>> BEGIN DATA LISTING
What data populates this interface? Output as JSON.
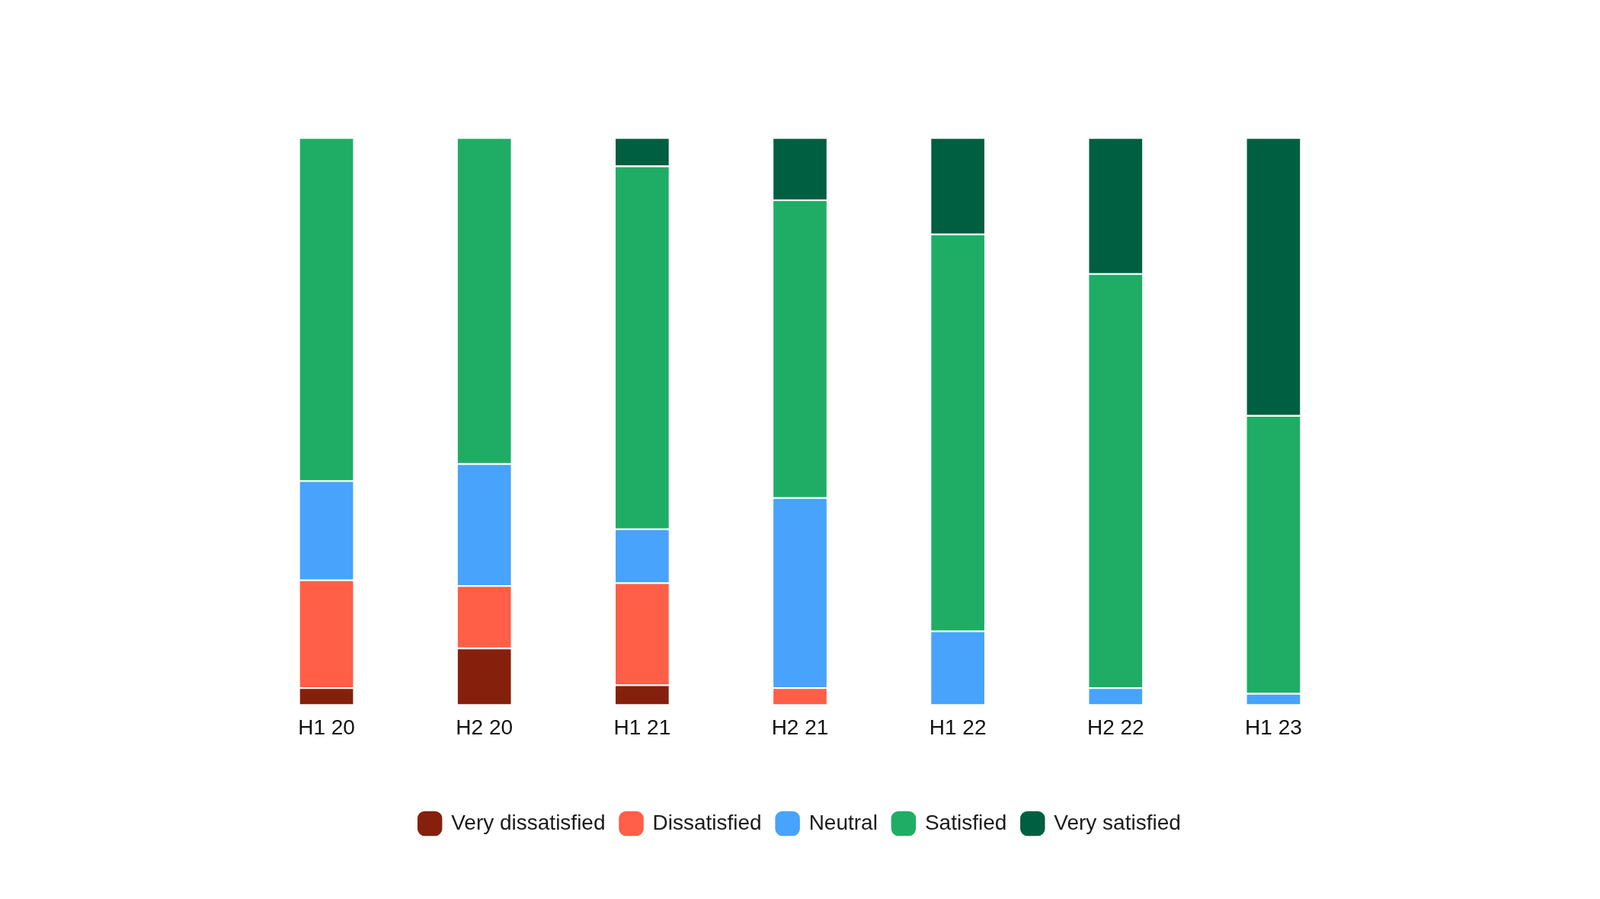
{
  "chart_data": {
    "type": "bar",
    "stacked": true,
    "categories": [
      "H1 20",
      "H2 20",
      "H1 21",
      "H2 21",
      "H1 22",
      "H2 22",
      "H1 23"
    ],
    "series": [
      {
        "name": "Very dissatisfied",
        "color": "#85200c",
        "values": [
          3,
          10,
          3.5,
          0,
          0,
          0,
          0
        ]
      },
      {
        "name": "Dissatisfied",
        "color": "#ff5e47",
        "values": [
          19,
          11,
          18,
          3,
          0,
          0,
          0
        ]
      },
      {
        "name": "Neutral",
        "color": "#47a3fb",
        "values": [
          17.5,
          21.5,
          9.5,
          33.5,
          13,
          3,
          2
        ]
      },
      {
        "name": "Satisfied",
        "color": "#1fad66",
        "values": [
          60.5,
          57.5,
          64,
          52.5,
          70,
          73,
          49
        ]
      },
      {
        "name": "Very satisfied",
        "color": "#005f40",
        "values": [
          0,
          0,
          5,
          11,
          17,
          24,
          49
        ]
      }
    ],
    "ylim": [
      0,
      100
    ],
    "legend": "bottom",
    "grid": false,
    "tick_labels": "x"
  }
}
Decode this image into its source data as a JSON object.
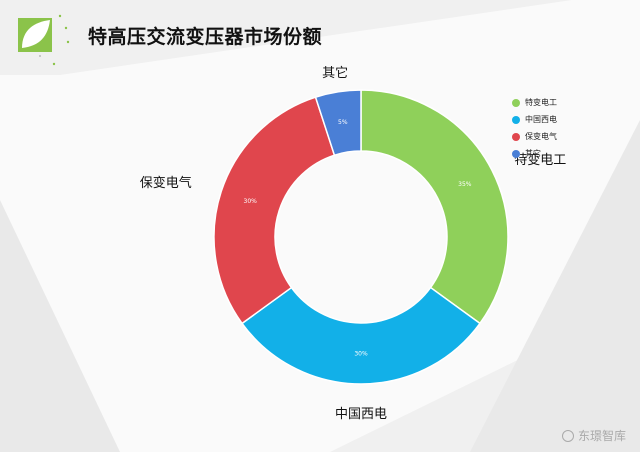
{
  "title": "特高压交流变压器市场份额",
  "watermark": "东璟智库",
  "chart_data": {
    "type": "pie",
    "donut": true,
    "categories": [
      "特变电工",
      "中国西电",
      "保变电气",
      "其它"
    ],
    "values": [
      35,
      30,
      30,
      5
    ],
    "value_labels": [
      "35%",
      "30%",
      "30%",
      "5%"
    ],
    "colors": [
      "#8fd05a",
      "#12b0e8",
      "#e0464d",
      "#4a7fd6"
    ],
    "legend": {
      "position": "top-right",
      "entries": [
        "特变电工",
        "中国西电",
        "保变电气",
        "其它"
      ]
    }
  }
}
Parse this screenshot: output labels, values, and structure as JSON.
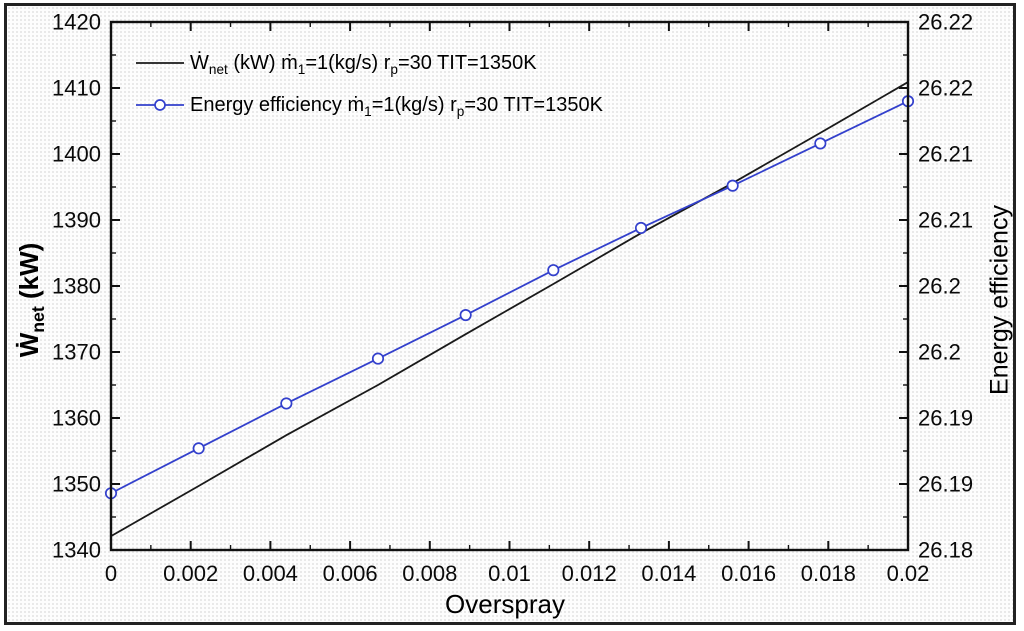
{
  "chart_data": {
    "type": "line",
    "title": "",
    "xlabel": "Overspray",
    "grid": false,
    "legend_position": "top-left-inside",
    "x": [
      0,
      0.0022,
      0.0044,
      0.0067,
      0.0089,
      0.0111,
      0.0133,
      0.0156,
      0.0178,
      0.02
    ],
    "series": [
      {
        "name": "Ẇ[net] (kW) ṁ[1]=1(kg/s) r[p]=30 TIT=1350K",
        "axis": "left",
        "color": "#1a1a1a",
        "marker": "none",
        "values": [
          1342.1,
          1349.7,
          1357.4,
          1365.0,
          1372.7,
          1380.3,
          1388.0,
          1395.6,
          1403.2,
          1410.9
        ]
      },
      {
        "name": "Energy efficiency ṁ[1]=1(kg/s) r[p]=30 TIT=1350K",
        "axis": "right",
        "color": "#3340cc",
        "marker": "circle-open",
        "values": [
          26.1843,
          26.1877,
          26.1911,
          26.1945,
          26.1978,
          26.2012,
          26.2044,
          26.2076,
          26.2108,
          26.214
        ]
      }
    ],
    "x_axis": {
      "label": "Overspray",
      "min": 0,
      "max": 0.02,
      "major_step": 0.002,
      "minor_step": 0.001,
      "tick_labels": [
        "0",
        "0.002",
        "0.004",
        "0.006",
        "0.008",
        "0.01",
        "0.012",
        "0.014",
        "0.016",
        "0.018",
        "0.02"
      ]
    },
    "left_axis": {
      "label": "Ẇ[net] (kW)",
      "min": 1340,
      "max": 1420,
      "major_step": 10,
      "minor_step": 5,
      "tick_labels": [
        "1340",
        "1350",
        "1360",
        "1370",
        "1380",
        "1390",
        "1400",
        "1410",
        "1420"
      ]
    },
    "right_axis": {
      "label": "Energy efficiency",
      "min": 26.18,
      "max": 26.22,
      "major_step": 0.005,
      "minor_step": 0.0025,
      "tick_labels": [
        "26.18",
        "26.19",
        "26.19",
        "26.2",
        "26.2",
        "26.21",
        "26.21",
        "26.22",
        "26.22"
      ]
    }
  },
  "colors": {
    "frame_border": "#222222",
    "plot_border": "#111111",
    "background": "#fdfdfd",
    "text": "#0a0a0a"
  }
}
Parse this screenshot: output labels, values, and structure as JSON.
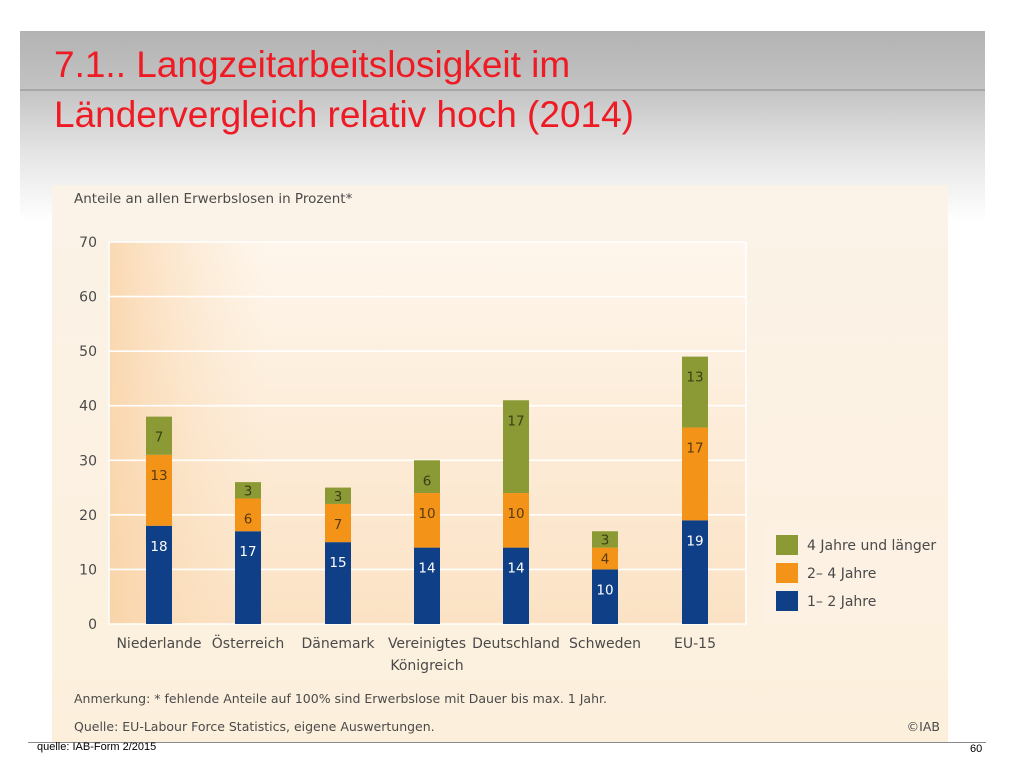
{
  "slide": {
    "title_line1": "7.1.. Langzeitarbeitslosigkeit im",
    "title_line2": "Ländervergleich relativ hoch (2014)",
    "footer_source": "quelle: IAB-Form 2/2015",
    "page_number": "60"
  },
  "chart_data": {
    "type": "bar",
    "stacked": true,
    "subtitle": "Anteile an allen Erwerbslosen in Prozent*",
    "categories": [
      "Niederlande",
      "Österreich",
      "Dänemark",
      "Vereinigtes Königreich",
      "Deutschland",
      "Schweden",
      "EU-15"
    ],
    "category_lines": [
      [
        "Niederlande"
      ],
      [
        "Österreich"
      ],
      [
        "Dänemark"
      ],
      [
        "Vereinigtes",
        "Königreich"
      ],
      [
        "Deutschland"
      ],
      [
        "Schweden"
      ],
      [
        "EU-15"
      ]
    ],
    "series": [
      {
        "name": "1– 2 Jahre",
        "color": "#0f3f87",
        "values": [
          18,
          17,
          15,
          14,
          14,
          10,
          19
        ]
      },
      {
        "name": "2– 4 Jahre",
        "color": "#f39419",
        "values": [
          13,
          6,
          7,
          10,
          10,
          4,
          17
        ]
      },
      {
        "name": "4 Jahre und länger",
        "color": "#8c9a36",
        "values": [
          7,
          3,
          3,
          6,
          17,
          3,
          13
        ]
      }
    ],
    "ylim": [
      0,
      70
    ],
    "yticks": [
      0,
      10,
      20,
      30,
      40,
      50,
      60,
      70
    ],
    "grid": true,
    "legend_position": "right",
    "legend_order": [
      "4 Jahre und länger",
      "2– 4 Jahre",
      "1– 2 Jahre"
    ],
    "note": "Anmerkung: * fehlende Anteile auf 100% sind Erwerbslose mit Dauer bis max. 1 Jahr.",
    "source": "Quelle: EU-Labour Force Statistics, eigene Auswertungen.",
    "copyright": "©IAB"
  }
}
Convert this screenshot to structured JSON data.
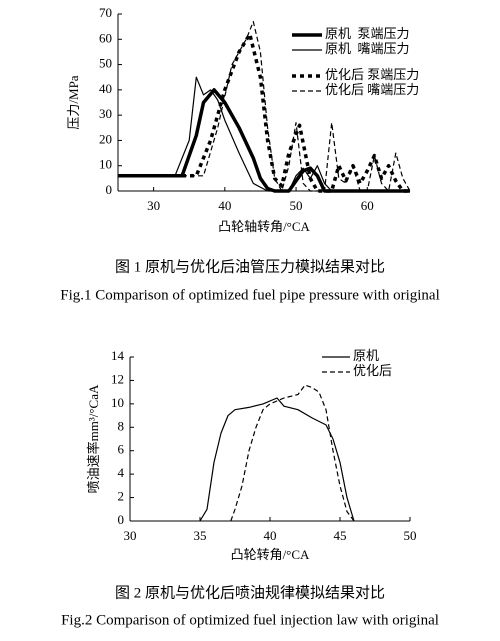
{
  "chart_data": [
    {
      "type": "line",
      "caption_zh": "图 1   原机与优化后油管压力模拟结果对比",
      "caption_en": "Fig.1 Comparison of optimized fuel pipe pressure with original",
      "x_label": "凸轮轴转角/°CA",
      "y_label": "压力/MPa",
      "xlim": [
        25,
        66
      ],
      "xticks": [
        30,
        40,
        50,
        60
      ],
      "ylim": [
        0,
        70
      ],
      "yticks": [
        0,
        10,
        20,
        30,
        40,
        50,
        60,
        70
      ],
      "series": [
        {
          "name": "原机  泵端压力",
          "color": "#000000",
          "dash": "solid",
          "line_width": "thick",
          "x": [
            25,
            34,
            36,
            37,
            38.5,
            40,
            42,
            44,
            45,
            46,
            47,
            49,
            50,
            51,
            52,
            53,
            54,
            66
          ],
          "values": [
            6,
            6,
            22,
            35,
            40,
            35,
            25,
            13,
            5,
            1,
            0,
            0,
            4,
            8,
            9,
            6,
            0,
            0
          ]
        },
        {
          "name": "原机  嘴端压力",
          "color": "#000000",
          "dash": "solid",
          "line_width": "thin",
          "x": [
            25,
            33,
            35,
            36,
            37,
            38,
            39,
            40,
            42,
            44,
            46,
            49,
            50,
            51,
            52,
            53,
            54,
            55,
            66
          ],
          "values": [
            6,
            6,
            20,
            45,
            38,
            40,
            36,
            28,
            15,
            3,
            0,
            0,
            6,
            9,
            5,
            10,
            3,
            0,
            0
          ]
        },
        {
          "name": "优化后 泵端压力",
          "color": "#000000",
          "dash": "dotted",
          "line_width": "thick",
          "x": [
            25,
            36,
            38,
            40,
            42,
            43.5,
            45,
            46,
            47,
            48,
            49,
            50.5,
            52,
            53,
            55,
            56,
            57,
            58,
            59,
            60,
            61,
            62,
            63,
            64,
            65,
            66
          ],
          "values": [
            6,
            6,
            20,
            40,
            55,
            62,
            45,
            20,
            5,
            2,
            15,
            26,
            5,
            0,
            0,
            10,
            4,
            10,
            3,
            8,
            14,
            5,
            10,
            4,
            0,
            0
          ]
        },
        {
          "name": "优化后 嘴端压力",
          "color": "#000000",
          "dash": "dashed",
          "line_width": "thin",
          "x": [
            25,
            37,
            39,
            41,
            43,
            44,
            45,
            46,
            47,
            48,
            49,
            50,
            51,
            52,
            54,
            55,
            56,
            57,
            58,
            59,
            60,
            61,
            62,
            63,
            64,
            65,
            66
          ],
          "values": [
            6,
            6,
            25,
            50,
            60,
            67,
            55,
            25,
            5,
            0,
            10,
            27,
            3,
            0,
            0,
            27,
            5,
            3,
            10,
            0,
            0,
            14,
            3,
            0,
            15,
            5,
            0
          ]
        }
      ]
    },
    {
      "type": "line",
      "caption_zh": "图 2   原机与优化后喷油规律模拟结果对比",
      "caption_en": "Fig.2 Comparison of optimized fuel injection law with original",
      "x_label": "凸轮转角/°CA",
      "y_label": "喷油速率mm³/°CaA",
      "xlim": [
        30,
        50
      ],
      "xticks": [
        30,
        35,
        40,
        45,
        50
      ],
      "ylim": [
        0,
        14
      ],
      "yticks": [
        0,
        2,
        4,
        6,
        8,
        10,
        12,
        14
      ],
      "series": [
        {
          "name": "原机",
          "color": "#000000",
          "dash": "solid",
          "line_width": "thin",
          "x": [
            35,
            35.5,
            36,
            36.5,
            37,
            37.5,
            38.5,
            39.5,
            40.5,
            41,
            42,
            43,
            44,
            44.5,
            45,
            45.5,
            46
          ],
          "values": [
            0,
            1,
            5,
            7.5,
            9,
            9.5,
            9.7,
            10,
            10.5,
            9.8,
            9.5,
            8.8,
            8.2,
            7,
            5,
            2,
            0
          ]
        },
        {
          "name": "优化后",
          "color": "#000000",
          "dash": "dashed",
          "line_width": "thin",
          "x": [
            37.2,
            37.5,
            38,
            38.5,
            39,
            39.5,
            40,
            41,
            42,
            42.5,
            43,
            43.5,
            44,
            44.5,
            45,
            45.5,
            46
          ],
          "values": [
            0,
            1,
            3,
            6,
            8,
            9.5,
            10,
            10.5,
            10.8,
            11.6,
            11.4,
            11,
            9.5,
            6,
            3,
            0.8,
            0
          ]
        }
      ]
    }
  ]
}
>> END DATA LISTING
**WHAT YOU NEED TO DO**:
In the records above, find each line with the word "original" and copy it.

**EXERCISE ANSWER**:
      "caption_en": "Fig.1 Comparison of optimized fuel pipe pressure with original",
      "caption_en": "Fig.2 Comparison of optimized fuel injection law with original",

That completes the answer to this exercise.